◆ **The request**:
Repeat each record exactly. Any picture gets left out.
--- Begin Available records ---
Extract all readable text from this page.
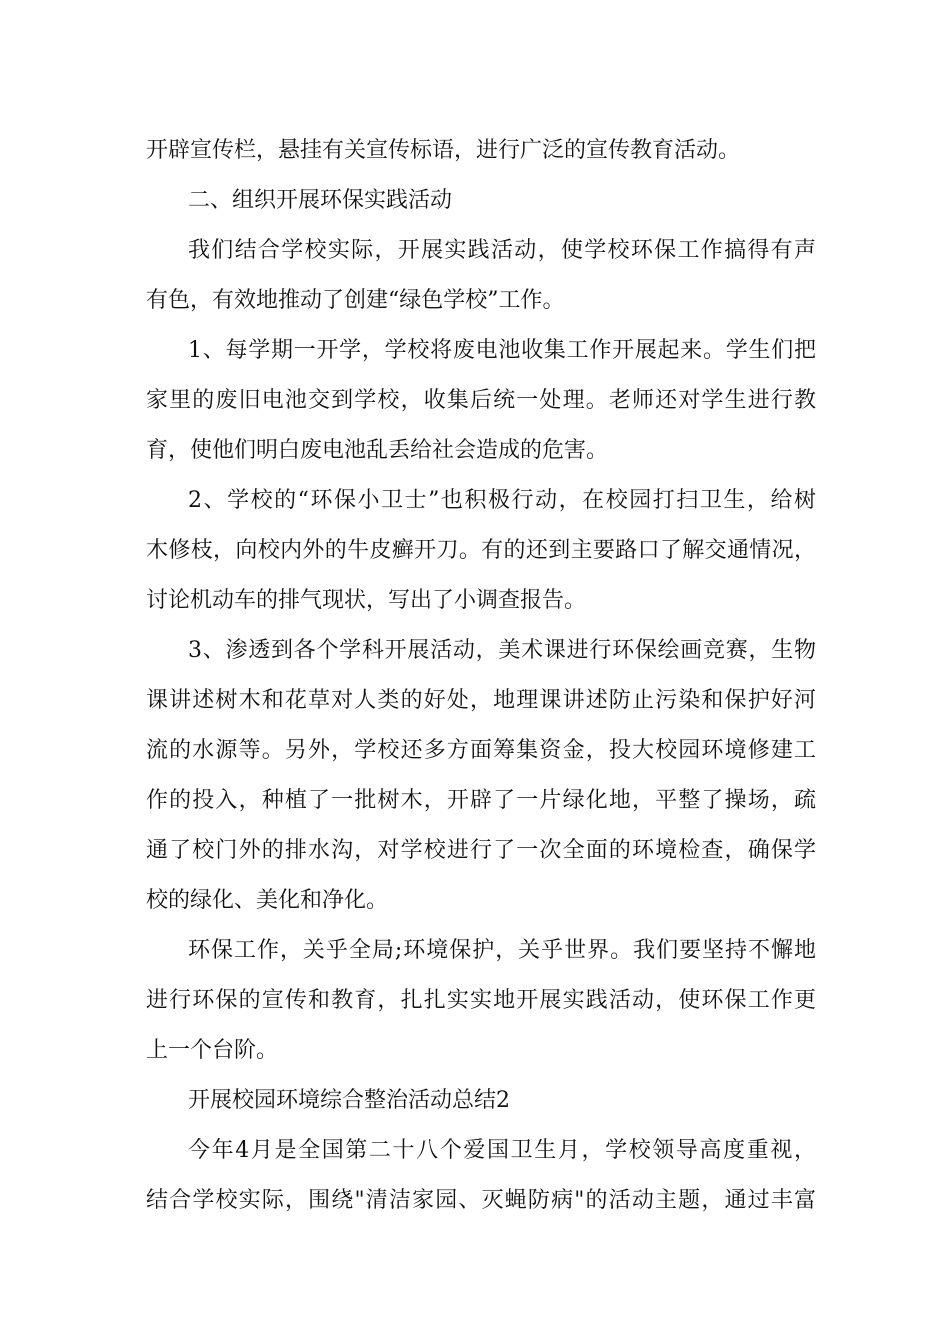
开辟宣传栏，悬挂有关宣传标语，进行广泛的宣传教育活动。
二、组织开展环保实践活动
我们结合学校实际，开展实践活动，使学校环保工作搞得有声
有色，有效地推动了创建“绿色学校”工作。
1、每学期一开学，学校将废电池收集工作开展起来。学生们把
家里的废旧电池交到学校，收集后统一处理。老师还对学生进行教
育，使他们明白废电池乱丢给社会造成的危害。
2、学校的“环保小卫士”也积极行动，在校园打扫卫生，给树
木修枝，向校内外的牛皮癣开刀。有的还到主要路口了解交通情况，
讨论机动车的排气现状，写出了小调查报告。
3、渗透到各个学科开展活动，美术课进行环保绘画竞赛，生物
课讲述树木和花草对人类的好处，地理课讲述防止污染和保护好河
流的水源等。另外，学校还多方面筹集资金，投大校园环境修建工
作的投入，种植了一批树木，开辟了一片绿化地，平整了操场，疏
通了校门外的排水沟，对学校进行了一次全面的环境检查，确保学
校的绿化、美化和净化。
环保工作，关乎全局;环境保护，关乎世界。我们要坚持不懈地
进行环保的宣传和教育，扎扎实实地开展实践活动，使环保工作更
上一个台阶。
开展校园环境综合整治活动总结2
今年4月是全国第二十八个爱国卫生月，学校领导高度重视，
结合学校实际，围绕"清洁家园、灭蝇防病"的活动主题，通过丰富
--- End Available records ---
◆ **Final result**:
Extract all readable text from this page.
开辟宣传栏，悬挂有关宣传标语，进行广泛的宣传教育活动。
二、组织开展环保实践活动
我们结合学校实际，开展实践活动，使学校环保工作搞得有声
有色，有效地推动了创建“绿色学校”工作。
1、每学期一开学，学校将废电池收集工作开展起来。学生们把
家里的废旧电池交到学校，收集后统一处理。老师还对学生进行教
育，使他们明白废电池乱丢给社会造成的危害。
2、学校的“环保小卫士”也积极行动，在校园打扫卫生，给树
木修枝，向校内外的牛皮癣开刀。有的还到主要路口了解交通情况，
讨论机动车的排气现状，写出了小调查报告。
3、渗透到各个学科开展活动，美术课进行环保绘画竞赛，生物
课讲述树木和花草对人类的好处，地理课讲述防止污染和保护好河
流的水源等。另外，学校还多方面筹集资金，投大校园环境修建工
作的投入，种植了一批树木，开辟了一片绿化地，平整了操场，疏
通了校门外的排水沟，对学校进行了一次全面的环境检查，确保学
校的绿化、美化和净化。
环保工作，关乎全局;环境保护，关乎世界。我们要坚持不懈地
进行环保的宣传和教育，扎扎实实地开展实践活动，使环保工作更
上一个台阶。
开展校园环境综合整治活动总结2
今年4月是全国第二十八个爱国卫生月，学校领导高度重视，
结合学校实际，围绕"清洁家园、灭蝇防病"的活动主题，通过丰富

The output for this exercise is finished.